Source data

--

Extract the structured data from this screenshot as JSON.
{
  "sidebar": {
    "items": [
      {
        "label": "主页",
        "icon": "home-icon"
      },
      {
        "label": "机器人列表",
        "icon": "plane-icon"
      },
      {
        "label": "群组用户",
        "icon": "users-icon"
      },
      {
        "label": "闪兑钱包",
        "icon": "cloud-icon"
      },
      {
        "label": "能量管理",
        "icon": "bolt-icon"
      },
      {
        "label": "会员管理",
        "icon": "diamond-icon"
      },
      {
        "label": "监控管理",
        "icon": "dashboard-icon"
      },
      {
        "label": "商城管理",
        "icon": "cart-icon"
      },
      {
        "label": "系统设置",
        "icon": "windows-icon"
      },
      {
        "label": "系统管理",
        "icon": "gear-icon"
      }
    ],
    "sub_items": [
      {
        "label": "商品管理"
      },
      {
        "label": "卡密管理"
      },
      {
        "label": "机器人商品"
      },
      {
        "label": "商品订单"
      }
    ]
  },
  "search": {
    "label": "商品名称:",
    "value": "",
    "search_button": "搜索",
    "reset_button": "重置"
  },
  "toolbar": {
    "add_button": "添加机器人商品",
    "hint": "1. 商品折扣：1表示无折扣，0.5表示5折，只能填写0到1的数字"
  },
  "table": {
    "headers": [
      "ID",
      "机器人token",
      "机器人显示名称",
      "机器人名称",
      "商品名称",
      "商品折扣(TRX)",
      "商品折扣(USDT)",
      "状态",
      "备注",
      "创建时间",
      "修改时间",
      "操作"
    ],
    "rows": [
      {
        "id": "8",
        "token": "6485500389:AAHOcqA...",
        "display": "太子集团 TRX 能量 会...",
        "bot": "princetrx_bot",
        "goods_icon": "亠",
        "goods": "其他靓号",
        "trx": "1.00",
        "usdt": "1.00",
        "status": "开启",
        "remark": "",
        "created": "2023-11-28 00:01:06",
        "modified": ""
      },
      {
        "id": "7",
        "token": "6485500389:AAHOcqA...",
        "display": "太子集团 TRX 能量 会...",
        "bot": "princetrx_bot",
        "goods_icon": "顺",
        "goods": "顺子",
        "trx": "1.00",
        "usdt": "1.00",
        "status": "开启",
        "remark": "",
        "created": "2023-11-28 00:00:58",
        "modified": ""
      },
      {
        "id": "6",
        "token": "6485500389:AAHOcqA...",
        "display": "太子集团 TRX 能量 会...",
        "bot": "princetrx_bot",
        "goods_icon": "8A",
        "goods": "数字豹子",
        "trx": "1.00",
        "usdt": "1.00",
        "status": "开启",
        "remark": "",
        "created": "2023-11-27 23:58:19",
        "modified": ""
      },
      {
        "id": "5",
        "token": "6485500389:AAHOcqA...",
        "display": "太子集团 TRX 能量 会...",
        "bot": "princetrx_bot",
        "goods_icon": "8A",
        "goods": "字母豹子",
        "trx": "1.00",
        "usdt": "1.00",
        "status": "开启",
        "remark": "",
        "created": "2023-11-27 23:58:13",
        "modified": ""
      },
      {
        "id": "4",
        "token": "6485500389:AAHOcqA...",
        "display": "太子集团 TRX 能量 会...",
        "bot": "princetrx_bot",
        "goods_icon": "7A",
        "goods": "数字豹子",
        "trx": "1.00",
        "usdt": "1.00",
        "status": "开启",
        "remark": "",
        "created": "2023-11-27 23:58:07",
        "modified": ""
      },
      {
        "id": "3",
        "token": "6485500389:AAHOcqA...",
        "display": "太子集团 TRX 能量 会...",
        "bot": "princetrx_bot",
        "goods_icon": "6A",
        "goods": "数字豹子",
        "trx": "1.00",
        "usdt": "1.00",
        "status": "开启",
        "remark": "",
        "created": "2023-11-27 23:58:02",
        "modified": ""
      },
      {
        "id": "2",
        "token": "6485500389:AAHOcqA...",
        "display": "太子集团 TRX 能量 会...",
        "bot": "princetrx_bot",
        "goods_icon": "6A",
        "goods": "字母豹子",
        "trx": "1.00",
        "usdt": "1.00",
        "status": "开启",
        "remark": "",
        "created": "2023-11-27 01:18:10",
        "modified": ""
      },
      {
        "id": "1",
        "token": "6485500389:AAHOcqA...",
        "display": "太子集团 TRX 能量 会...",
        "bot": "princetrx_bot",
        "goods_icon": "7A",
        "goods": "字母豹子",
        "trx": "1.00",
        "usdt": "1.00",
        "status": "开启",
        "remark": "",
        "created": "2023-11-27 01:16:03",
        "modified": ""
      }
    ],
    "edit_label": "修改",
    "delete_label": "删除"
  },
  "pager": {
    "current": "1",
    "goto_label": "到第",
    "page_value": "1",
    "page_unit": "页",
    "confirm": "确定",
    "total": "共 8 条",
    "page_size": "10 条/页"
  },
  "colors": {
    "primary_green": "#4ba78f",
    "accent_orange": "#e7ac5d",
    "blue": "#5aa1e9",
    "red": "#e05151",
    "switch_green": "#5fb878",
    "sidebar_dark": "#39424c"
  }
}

--

• [Written exercise]: Reproduce every record, matching each line exactly.

• [Correct answer]:
Extract the structured data from this screenshot as JSON.
{
  "sidebar": {
    "items": [
      {
        "label": "主页",
        "icon": "home-icon"
      },
      {
        "label": "机器人列表",
        "icon": "plane-icon"
      },
      {
        "label": "群组用户",
        "icon": "users-icon"
      },
      {
        "label": "闪兑钱包",
        "icon": "cloud-icon"
      },
      {
        "label": "能量管理",
        "icon": "bolt-icon"
      },
      {
        "label": "会员管理",
        "icon": "diamond-icon"
      },
      {
        "label": "监控管理",
        "icon": "dashboard-icon"
      },
      {
        "label": "商城管理",
        "icon": "cart-icon"
      },
      {
        "label": "系统设置",
        "icon": "windows-icon"
      },
      {
        "label": "系统管理",
        "icon": "gear-icon"
      }
    ],
    "sub_items": [
      {
        "label": "商品管理"
      },
      {
        "label": "卡密管理"
      },
      {
        "label": "机器人商品"
      },
      {
        "label": "商品订单"
      }
    ]
  },
  "search": {
    "label": "商品名称:",
    "value": "",
    "search_button": "搜索",
    "reset_button": "重置"
  },
  "toolbar": {
    "add_button": "添加机器人商品",
    "hint": "1. 商品折扣：1表示无折扣，0.5表示5折，只能填写0到1的数字"
  },
  "table": {
    "headers": [
      "ID",
      "机器人token",
      "机器人显示名称",
      "机器人名称",
      "商品名称",
      "商品折扣(TRX)",
      "商品折扣(USDT)",
      "状态",
      "备注",
      "创建时间",
      "修改时间",
      "操作"
    ],
    "rows": [
      {
        "id": "8",
        "token": "6485500389:AAHOcqA...",
        "display": "太子集团 TRX 能量 会...",
        "bot": "princetrx_bot",
        "goods_icon": "亠",
        "goods": "其他靓号",
        "trx": "1.00",
        "usdt": "1.00",
        "status": "开启",
        "remark": "",
        "created": "2023-11-28 00:01:06",
        "modified": ""
      },
      {
        "id": "7",
        "token": "6485500389:AAHOcqA...",
        "display": "太子集团 TRX 能量 会...",
        "bot": "princetrx_bot",
        "goods_icon": "顺",
        "goods": "顺子",
        "trx": "1.00",
        "usdt": "1.00",
        "status": "开启",
        "remark": "",
        "created": "2023-11-28 00:00:58",
        "modified": ""
      },
      {
        "id": "6",
        "token": "6485500389:AAHOcqA...",
        "display": "太子集团 TRX 能量 会...",
        "bot": "princetrx_bot",
        "goods_icon": "8A",
        "goods": "数字豹子",
        "trx": "1.00",
        "usdt": "1.00",
        "status": "开启",
        "remark": "",
        "created": "2023-11-27 23:58:19",
        "modified": ""
      },
      {
        "id": "5",
        "token": "6485500389:AAHOcqA...",
        "display": "太子集团 TRX 能量 会...",
        "bot": "princetrx_bot",
        "goods_icon": "8A",
        "goods": "字母豹子",
        "trx": "1.00",
        "usdt": "1.00",
        "status": "开启",
        "remark": "",
        "created": "2023-11-27 23:58:13",
        "modified": ""
      },
      {
        "id": "4",
        "token": "6485500389:AAHOcqA...",
        "display": "太子集团 TRX 能量 会...",
        "bot": "princetrx_bot",
        "goods_icon": "7A",
        "goods": "数字豹子",
        "trx": "1.00",
        "usdt": "1.00",
        "status": "开启",
        "remark": "",
        "created": "2023-11-27 23:58:07",
        "modified": ""
      },
      {
        "id": "3",
        "token": "6485500389:AAHOcqA...",
        "display": "太子集团 TRX 能量 会...",
        "bot": "princetrx_bot",
        "goods_icon": "6A",
        "goods": "数字豹子",
        "trx": "1.00",
        "usdt": "1.00",
        "status": "开启",
        "remark": "",
        "created": "2023-11-27 23:58:02",
        "modified": ""
      },
      {
        "id": "2",
        "token": "6485500389:AAHOcqA...",
        "display": "太子集团 TRX 能量 会...",
        "bot": "princetrx_bot",
        "goods_icon": "6A",
        "goods": "字母豹子",
        "trx": "1.00",
        "usdt": "1.00",
        "status": "开启",
        "remark": "",
        "created": "2023-11-27 01:18:10",
        "modified": ""
      },
      {
        "id": "1",
        "token": "6485500389:AAHOcqA...",
        "display": "太子集团 TRX 能量 会...",
        "bot": "princetrx_bot",
        "goods_icon": "7A",
        "goods": "字母豹子",
        "trx": "1.00",
        "usdt": "1.00",
        "status": "开启",
        "remark": "",
        "created": "2023-11-27 01:16:03",
        "modified": ""
      }
    ],
    "edit_label": "修改",
    "delete_label": "删除"
  },
  "pager": {
    "current": "1",
    "goto_label": "到第",
    "page_value": "1",
    "page_unit": "页",
    "confirm": "确定",
    "total": "共 8 条",
    "page_size": "10 条/页"
  },
  "colors": {
    "primary_green": "#4ba78f",
    "accent_orange": "#e7ac5d",
    "blue": "#5aa1e9",
    "red": "#e05151",
    "switch_green": "#5fb878",
    "sidebar_dark": "#39424c"
  }
}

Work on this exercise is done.